From the listing below, copy every line with the word "View".

[start]

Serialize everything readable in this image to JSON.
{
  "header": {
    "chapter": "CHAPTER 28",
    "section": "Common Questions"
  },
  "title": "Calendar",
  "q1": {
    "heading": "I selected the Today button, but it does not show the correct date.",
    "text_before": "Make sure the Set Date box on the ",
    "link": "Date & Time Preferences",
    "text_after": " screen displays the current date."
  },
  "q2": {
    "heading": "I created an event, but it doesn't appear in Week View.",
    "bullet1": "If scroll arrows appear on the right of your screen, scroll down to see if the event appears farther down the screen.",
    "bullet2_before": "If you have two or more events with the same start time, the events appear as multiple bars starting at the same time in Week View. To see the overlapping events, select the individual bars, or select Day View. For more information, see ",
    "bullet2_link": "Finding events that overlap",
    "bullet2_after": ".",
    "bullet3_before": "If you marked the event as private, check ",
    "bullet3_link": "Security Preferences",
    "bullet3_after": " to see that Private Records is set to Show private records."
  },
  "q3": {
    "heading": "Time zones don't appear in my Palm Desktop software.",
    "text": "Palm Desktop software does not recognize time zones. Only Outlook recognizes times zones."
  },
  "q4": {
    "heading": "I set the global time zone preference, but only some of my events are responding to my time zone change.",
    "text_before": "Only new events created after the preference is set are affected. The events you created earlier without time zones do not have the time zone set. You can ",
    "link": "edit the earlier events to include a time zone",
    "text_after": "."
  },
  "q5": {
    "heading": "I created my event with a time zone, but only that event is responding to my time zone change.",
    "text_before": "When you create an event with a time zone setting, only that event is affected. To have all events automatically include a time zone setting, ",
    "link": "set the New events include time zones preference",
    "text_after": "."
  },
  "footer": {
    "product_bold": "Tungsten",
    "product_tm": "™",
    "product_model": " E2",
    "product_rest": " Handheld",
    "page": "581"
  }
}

[end]

**COMPLETE ANSWER**
    "heading": "I created an event, but it doesn't appear in Week View.",
    "bullet2_before": "If you have two or more events with the same start time, the events appear as multiple bars starting at the same time in Week View. To see the overlapping events, select the individual bars, or select Day View. For more information, see ",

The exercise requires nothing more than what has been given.